▶ _Set problem_: Write out the records word for word, with no pictures.

Records from a data source
************

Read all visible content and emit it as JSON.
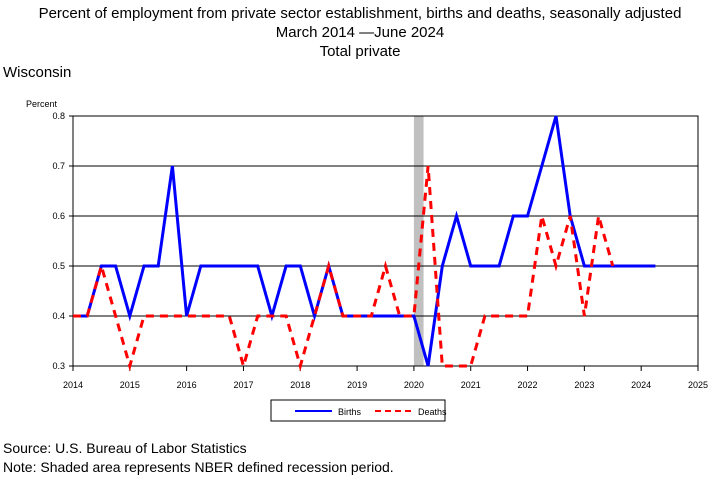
{
  "header": {
    "title_line1": "Percent of employment from private sector establishment, births and deaths, seasonally adjusted",
    "title_line2": "March 2014 —June 2024",
    "title_line3": "Total private",
    "state": "Wisconsin"
  },
  "footer": {
    "source": "Source: U.S. Bureau of Labor Statistics",
    "note": "Note: Shaded area represents NBER defined recession period."
  },
  "chart_data": {
    "type": "line",
    "ylabel": "Percent",
    "ylim": [
      0.3,
      0.8
    ],
    "xlim": [
      2014,
      2025
    ],
    "x_ticks": [
      "2014",
      "2015",
      "2016",
      "2017",
      "2018",
      "2019",
      "2020",
      "2021",
      "2022",
      "2023",
      "2024",
      "2025"
    ],
    "y_ticks": [
      "0.3",
      "0.4",
      "0.5",
      "0.6",
      "0.7",
      "0.8"
    ],
    "grid": "horizontal",
    "legend_position": "bottom-center",
    "recession": {
      "start": 2020.0,
      "end": 2020.17
    },
    "series": [
      {
        "name": "Births",
        "color": "#0000ff",
        "style": "solid",
        "x": [
          2014.0,
          2014.25,
          2014.5,
          2014.75,
          2015.0,
          2015.25,
          2015.5,
          2015.75,
          2016.0,
          2016.25,
          2016.5,
          2016.75,
          2017.0,
          2017.25,
          2017.5,
          2017.75,
          2018.0,
          2018.25,
          2018.5,
          2018.75,
          2019.0,
          2019.25,
          2019.5,
          2019.75,
          2020.0,
          2020.25,
          2020.5,
          2020.75,
          2021.0,
          2021.25,
          2021.5,
          2021.75,
          2022.0,
          2022.25,
          2022.5,
          2022.75,
          2023.0,
          2023.25,
          2023.5,
          2023.75,
          2024.0,
          2024.25
        ],
        "values": [
          0.4,
          0.4,
          0.5,
          0.5,
          0.4,
          0.5,
          0.5,
          0.7,
          0.4,
          0.5,
          0.5,
          0.5,
          0.5,
          0.5,
          0.4,
          0.5,
          0.5,
          0.4,
          0.5,
          0.4,
          0.4,
          0.4,
          0.4,
          0.4,
          0.4,
          0.3,
          0.5,
          0.6,
          0.5,
          0.5,
          0.5,
          0.6,
          0.6,
          0.7,
          0.8,
          0.6,
          0.5,
          0.5,
          0.5,
          0.5,
          0.5,
          0.5
        ]
      },
      {
        "name": "Deaths",
        "color": "#ff0000",
        "style": "dashed",
        "x": [
          2014.0,
          2014.25,
          2014.5,
          2014.75,
          2015.0,
          2015.25,
          2015.5,
          2015.75,
          2016.0,
          2016.25,
          2016.5,
          2016.75,
          2017.0,
          2017.25,
          2017.5,
          2017.75,
          2018.0,
          2018.25,
          2018.5,
          2018.75,
          2019.0,
          2019.25,
          2019.5,
          2019.75,
          2020.0,
          2020.25,
          2020.5,
          2020.75,
          2021.0,
          2021.25,
          2021.5,
          2021.75,
          2022.0,
          2022.25,
          2022.5,
          2022.75,
          2023.0,
          2023.25,
          2023.5
        ],
        "values": [
          0.4,
          0.4,
          0.5,
          0.4,
          0.3,
          0.4,
          0.4,
          0.4,
          0.4,
          0.4,
          0.4,
          0.4,
          0.3,
          0.4,
          0.4,
          0.4,
          0.3,
          0.4,
          0.5,
          0.4,
          0.4,
          0.4,
          0.5,
          0.4,
          0.4,
          0.7,
          0.3,
          0.3,
          0.3,
          0.4,
          0.4,
          0.4,
          0.4,
          0.6,
          0.5,
          0.6,
          0.4,
          0.6,
          0.5
        ]
      }
    ]
  }
}
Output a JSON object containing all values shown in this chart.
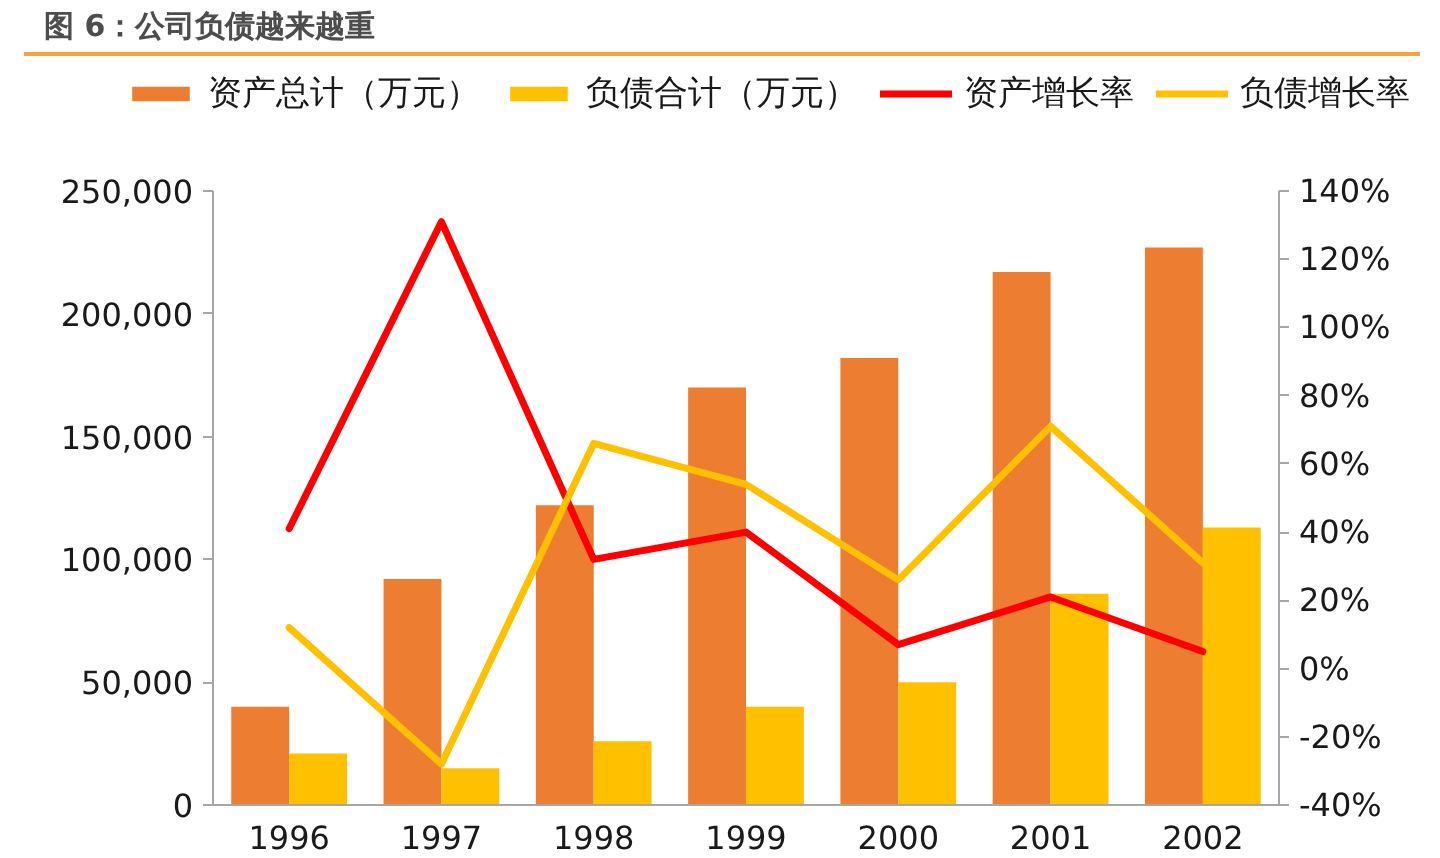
{
  "chart_data": {
    "type": "bar",
    "title": "图 6：公司负债越来越重",
    "categories": [
      "1996",
      "1997",
      "1998",
      "1999",
      "2000",
      "2001",
      "2002"
    ],
    "series": [
      {
        "name": "资产总计（万元）",
        "color": "#ed7d31",
        "values": [
          40000,
          92000,
          122000,
          170000,
          182000,
          217000,
          227000
        ]
      },
      {
        "name": "负债合计（万元）",
        "color": "#ffc000",
        "values": [
          21000,
          15000,
          26000,
          40000,
          50000,
          86000,
          113000
        ]
      },
      {
        "name": "资产增长率",
        "type": "line",
        "axis": "y2",
        "color": "#ff0000",
        "values": [
          41,
          131,
          32,
          40,
          7,
          21,
          5
        ]
      },
      {
        "name": "负债增长率",
        "type": "line",
        "axis": "y2",
        "color": "#ffc000",
        "values": [
          12,
          -28,
          66,
          54,
          26,
          71,
          31
        ]
      }
    ],
    "ylim": [
      0,
      250000
    ],
    "yticks": [
      0,
      {
        "value": 50000,
        "label": "50,000"
      },
      {
        "value": 100000,
        "label": "100,000"
      },
      {
        "value": 150000,
        "label": "150,000"
      },
      {
        "value": 200000,
        "label": "200,000"
      },
      {
        "value": 250000,
        "label": "250,000"
      }
    ],
    "y2lim": [
      -40,
      140
    ],
    "y2ticks": [
      {
        "value": -40,
        "label": "-40%"
      },
      {
        "value": -20,
        "label": "-20%"
      },
      {
        "value": 0,
        "label": "0%"
      },
      {
        "value": 20,
        "label": "20%"
      },
      {
        "value": 40,
        "label": "40%"
      },
      {
        "value": 60,
        "label": "60%"
      },
      {
        "value": 80,
        "label": "80%"
      },
      {
        "value": 100,
        "label": "100%"
      },
      {
        "value": 120,
        "label": "120%"
      },
      {
        "value": 140,
        "label": "140%"
      }
    ],
    "legend": "top",
    "grid": false
  }
}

************

▶ _Task solution_:
Read all visible content and emit it as JSON.
{
  "header": {
    "title_line1": "Percent of employment from private sector establishment, births and deaths, seasonally adjusted",
    "title_line2": "March 2014 —June 2024",
    "title_line3": "Total private",
    "state": "Wisconsin"
  },
  "footer": {
    "source": "Source: U.S. Bureau of Labor Statistics",
    "note": "Note: Shaded area represents NBER defined recession period."
  },
  "chart_data": {
    "type": "line",
    "ylabel": "Percent",
    "ylim": [
      0.3,
      0.8
    ],
    "xlim": [
      2014,
      2025
    ],
    "x_ticks": [
      "2014",
      "2015",
      "2016",
      "2017",
      "2018",
      "2019",
      "2020",
      "2021",
      "2022",
      "2023",
      "2024",
      "2025"
    ],
    "y_ticks": [
      "0.3",
      "0.4",
      "0.5",
      "0.6",
      "0.7",
      "0.8"
    ],
    "grid": "horizontal",
    "legend_position": "bottom-center",
    "recession": {
      "start": 2020.0,
      "end": 2020.17
    },
    "series": [
      {
        "name": "Births",
        "color": "#0000ff",
        "style": "solid",
        "x": [
          2014.0,
          2014.25,
          2014.5,
          2014.75,
          2015.0,
          2015.25,
          2015.5,
          2015.75,
          2016.0,
          2016.25,
          2016.5,
          2016.75,
          2017.0,
          2017.25,
          2017.5,
          2017.75,
          2018.0,
          2018.25,
          2018.5,
          2018.75,
          2019.0,
          2019.25,
          2019.5,
          2019.75,
          2020.0,
          2020.25,
          2020.5,
          2020.75,
          2021.0,
          2021.25,
          2021.5,
          2021.75,
          2022.0,
          2022.25,
          2022.5,
          2022.75,
          2023.0,
          2023.25,
          2023.5,
          2023.75,
          2024.0,
          2024.25
        ],
        "values": [
          0.4,
          0.4,
          0.5,
          0.5,
          0.4,
          0.5,
          0.5,
          0.7,
          0.4,
          0.5,
          0.5,
          0.5,
          0.5,
          0.5,
          0.4,
          0.5,
          0.5,
          0.4,
          0.5,
          0.4,
          0.4,
          0.4,
          0.4,
          0.4,
          0.4,
          0.3,
          0.5,
          0.6,
          0.5,
          0.5,
          0.5,
          0.6,
          0.6,
          0.7,
          0.8,
          0.6,
          0.5,
          0.5,
          0.5,
          0.5,
          0.5,
          0.5
        ]
      },
      {
        "name": "Deaths",
        "color": "#ff0000",
        "style": "dashed",
        "x": [
          2014.0,
          2014.25,
          2014.5,
          2014.75,
          2015.0,
          2015.25,
          2015.5,
          2015.75,
          2016.0,
          2016.25,
          2016.5,
          2016.75,
          2017.0,
          2017.25,
          2017.5,
          2017.75,
          2018.0,
          2018.25,
          2018.5,
          2018.75,
          2019.0,
          2019.25,
          2019.5,
          2019.75,
          2020.0,
          2020.25,
          2020.5,
          2020.75,
          2021.0,
          2021.25,
          2021.5,
          2021.75,
          2022.0,
          2022.25,
          2022.5,
          2022.75,
          2023.0,
          2023.25,
          2023.5
        ],
        "values": [
          0.4,
          0.4,
          0.5,
          0.4,
          0.3,
          0.4,
          0.4,
          0.4,
          0.4,
          0.4,
          0.4,
          0.4,
          0.3,
          0.4,
          0.4,
          0.4,
          0.3,
          0.4,
          0.5,
          0.4,
          0.4,
          0.4,
          0.5,
          0.4,
          0.4,
          0.7,
          0.3,
          0.3,
          0.3,
          0.4,
          0.4,
          0.4,
          0.4,
          0.6,
          0.5,
          0.6,
          0.4,
          0.6,
          0.5
        ]
      }
    ]
  }
}
Output a JSON object containing all values shown in this chart.
{
  "chart_data": {
    "type": "bar",
    "title": "图 6：公司负债越来越重",
    "categories": [
      "1996",
      "1997",
      "1998",
      "1999",
      "2000",
      "2001",
      "2002"
    ],
    "series": [
      {
        "name": "资产总计（万元）",
        "color": "#ed7d31",
        "values": [
          40000,
          92000,
          122000,
          170000,
          182000,
          217000,
          227000
        ]
      },
      {
        "name": "负债合计（万元）",
        "color": "#ffc000",
        "values": [
          21000,
          15000,
          26000,
          40000,
          50000,
          86000,
          113000
        ]
      },
      {
        "name": "资产增长率",
        "type": "line",
        "axis": "y2",
        "color": "#ff0000",
        "values": [
          41,
          131,
          32,
          40,
          7,
          21,
          5
        ]
      },
      {
        "name": "负债增长率",
        "type": "line",
        "axis": "y2",
        "color": "#ffc000",
        "values": [
          12,
          -28,
          66,
          54,
          26,
          71,
          31
        ]
      }
    ],
    "ylim": [
      0,
      250000
    ],
    "yticks": [
      0,
      {
        "value": 50000,
        "label": "50,000"
      },
      {
        "value": 100000,
        "label": "100,000"
      },
      {
        "value": 150000,
        "label": "150,000"
      },
      {
        "value": 200000,
        "label": "200,000"
      },
      {
        "value": 250000,
        "label": "250,000"
      }
    ],
    "y2lim": [
      -40,
      140
    ],
    "y2ticks": [
      {
        "value": -40,
        "label": "-40%"
      },
      {
        "value": -20,
        "label": "-20%"
      },
      {
        "value": 0,
        "label": "0%"
      },
      {
        "value": 20,
        "label": "20%"
      },
      {
        "value": 40,
        "label": "40%"
      },
      {
        "value": 60,
        "label": "60%"
      },
      {
        "value": 80,
        "label": "80%"
      },
      {
        "value": 100,
        "label": "100%"
      },
      {
        "value": 120,
        "label": "120%"
      },
      {
        "value": 140,
        "label": "140%"
      }
    ],
    "legend": "top",
    "grid": false
  }
}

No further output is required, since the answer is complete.